[Start Material shown]
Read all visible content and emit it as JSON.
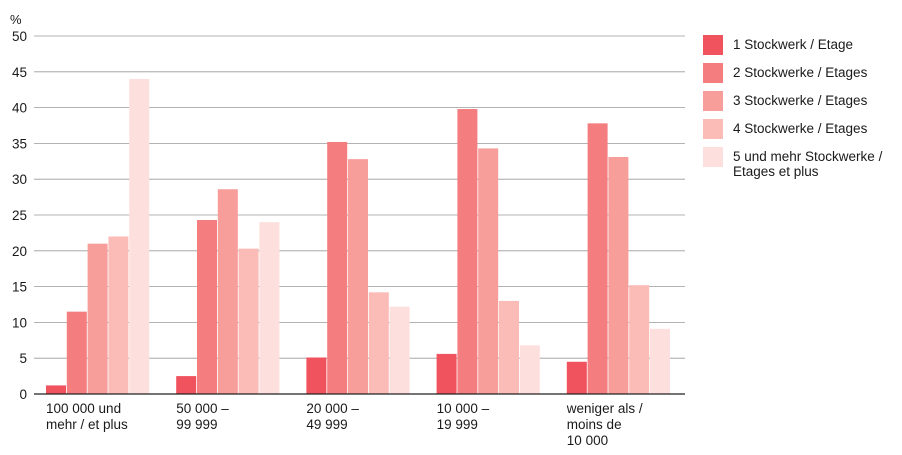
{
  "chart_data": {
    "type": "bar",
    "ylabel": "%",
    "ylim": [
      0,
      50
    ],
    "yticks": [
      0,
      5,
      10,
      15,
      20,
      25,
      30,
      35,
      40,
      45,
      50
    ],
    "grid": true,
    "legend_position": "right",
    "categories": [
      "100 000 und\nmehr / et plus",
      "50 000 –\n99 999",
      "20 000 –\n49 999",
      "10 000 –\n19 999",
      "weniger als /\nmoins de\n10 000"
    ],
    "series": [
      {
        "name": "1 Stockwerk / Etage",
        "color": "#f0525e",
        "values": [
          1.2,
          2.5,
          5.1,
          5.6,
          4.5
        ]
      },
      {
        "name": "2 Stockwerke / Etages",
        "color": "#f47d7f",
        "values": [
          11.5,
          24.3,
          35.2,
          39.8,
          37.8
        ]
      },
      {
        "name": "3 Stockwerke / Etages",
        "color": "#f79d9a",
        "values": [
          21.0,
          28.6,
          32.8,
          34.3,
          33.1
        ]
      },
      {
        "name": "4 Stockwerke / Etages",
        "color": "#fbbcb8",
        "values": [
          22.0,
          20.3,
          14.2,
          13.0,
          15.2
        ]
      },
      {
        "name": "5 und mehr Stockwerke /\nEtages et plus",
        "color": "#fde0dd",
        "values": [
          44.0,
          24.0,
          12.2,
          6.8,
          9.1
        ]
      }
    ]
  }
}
[End Material shown]
■ Task to carry out ■
Leave out the pictures and give the listing above again exactly.

■ Full output ■
Read all visible content and emit it as JSON.
{
  "chart_data": {
    "type": "bar",
    "ylabel": "%",
    "ylim": [
      0,
      50
    ],
    "yticks": [
      0,
      5,
      10,
      15,
      20,
      25,
      30,
      35,
      40,
      45,
      50
    ],
    "grid": true,
    "legend_position": "right",
    "categories": [
      "100 000 und\nmehr / et plus",
      "50 000 –\n99 999",
      "20 000 –\n49 999",
      "10 000 –\n19 999",
      "weniger als /\nmoins de\n10 000"
    ],
    "series": [
      {
        "name": "1 Stockwerk / Etage",
        "color": "#f0525e",
        "values": [
          1.2,
          2.5,
          5.1,
          5.6,
          4.5
        ]
      },
      {
        "name": "2 Stockwerke / Etages",
        "color": "#f47d7f",
        "values": [
          11.5,
          24.3,
          35.2,
          39.8,
          37.8
        ]
      },
      {
        "name": "3 Stockwerke / Etages",
        "color": "#f79d9a",
        "values": [
          21.0,
          28.6,
          32.8,
          34.3,
          33.1
        ]
      },
      {
        "name": "4 Stockwerke / Etages",
        "color": "#fbbcb8",
        "values": [
          22.0,
          20.3,
          14.2,
          13.0,
          15.2
        ]
      },
      {
        "name": "5 und mehr Stockwerke /\nEtages et plus",
        "color": "#fde0dd",
        "values": [
          44.0,
          24.0,
          12.2,
          6.8,
          9.1
        ]
      }
    ]
  }
}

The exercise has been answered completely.